**** DATA LINES ****
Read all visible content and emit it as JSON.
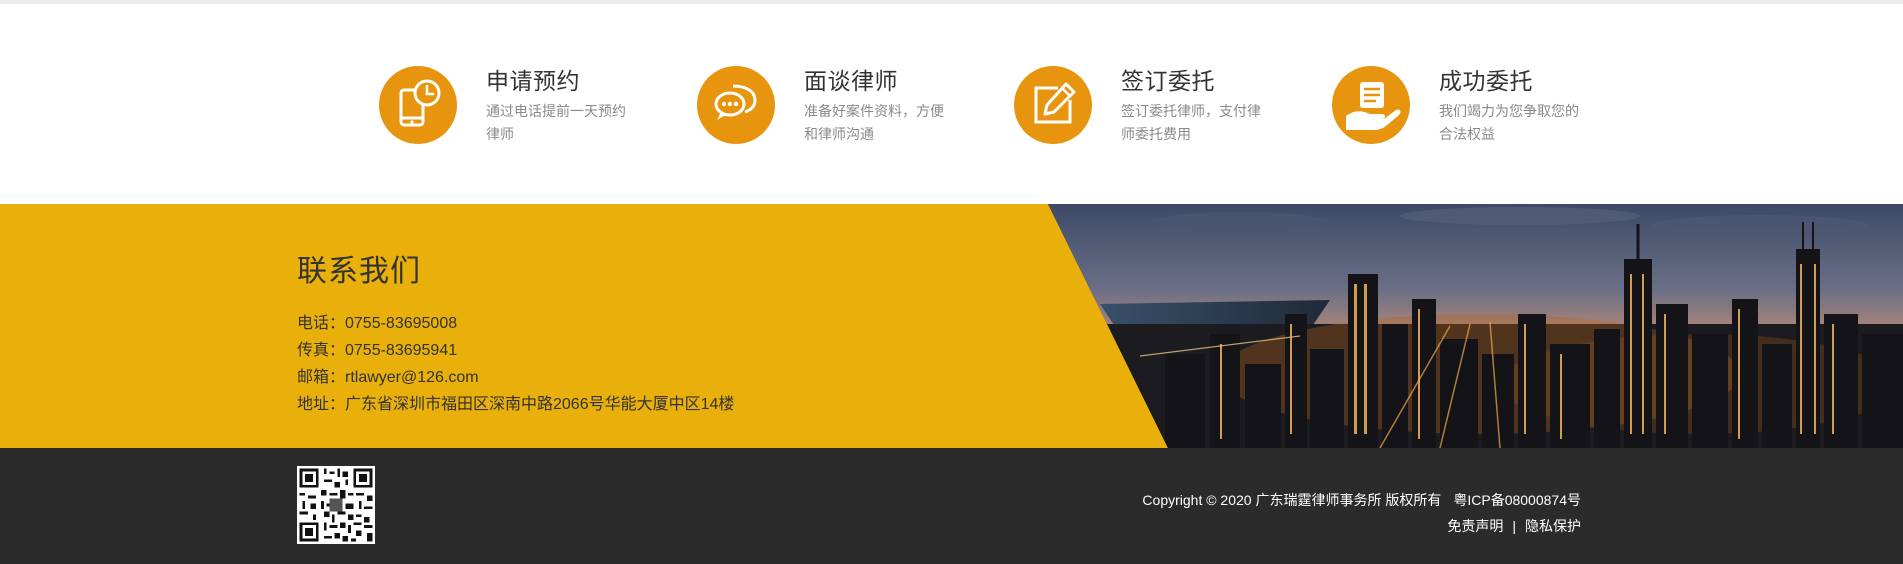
{
  "steps": [
    {
      "title": "申请预约",
      "desc": "通过电话提前一天预约律师",
      "icon": "phone-clock-icon"
    },
    {
      "title": "面谈律师",
      "desc": "准备好案件资料，方便和律师沟通",
      "icon": "chat-bubbles-icon"
    },
    {
      "title": "签订委托",
      "desc": "签订委托律师，支付律师委托费用",
      "icon": "edit-pen-icon"
    },
    {
      "title": "成功委托",
      "desc": "我们竭力为您争取您的合法权益",
      "icon": "hand-document-icon"
    }
  ],
  "contact": {
    "title": "联系我们",
    "phone": "电话：0755-83695008",
    "fax": "传真：0755-83695941",
    "email": "邮箱：rtlawyer@126.com",
    "address": "地址：广东省深圳市福田区深南中路2066号华能大厦中区14楼"
  },
  "footer": {
    "copyright": "Copyright © 2020 广东瑞霆律师事务所 版权所有",
    "icp": "粤ICP备08000874号",
    "disclaimer": "免责声明",
    "separator": "|",
    "privacy": "隐私保护"
  },
  "colors": {
    "accent": "#e7950e",
    "band": "#e9b00b",
    "footer_bg": "#2c2b2c"
  }
}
****
* EXERCISE
Can the entries above be repeated exactly, without their pictures?

* TASK RESPONSE
Read all visible content and emit it as JSON.
{
  "steps": [
    {
      "title": "申请预约",
      "desc": "通过电话提前一天预约律师",
      "icon": "phone-clock-icon"
    },
    {
      "title": "面谈律师",
      "desc": "准备好案件资料，方便和律师沟通",
      "icon": "chat-bubbles-icon"
    },
    {
      "title": "签订委托",
      "desc": "签订委托律师，支付律师委托费用",
      "icon": "edit-pen-icon"
    },
    {
      "title": "成功委托",
      "desc": "我们竭力为您争取您的合法权益",
      "icon": "hand-document-icon"
    }
  ],
  "contact": {
    "title": "联系我们",
    "phone": "电话：0755-83695008",
    "fax": "传真：0755-83695941",
    "email": "邮箱：rtlawyer@126.com",
    "address": "地址：广东省深圳市福田区深南中路2066号华能大厦中区14楼"
  },
  "footer": {
    "copyright": "Copyright © 2020 广东瑞霆律师事务所 版权所有",
    "icp": "粤ICP备08000874号",
    "disclaimer": "免责声明",
    "separator": "|",
    "privacy": "隐私保护"
  },
  "colors": {
    "accent": "#e7950e",
    "band": "#e9b00b",
    "footer_bg": "#2c2b2c"
  }
}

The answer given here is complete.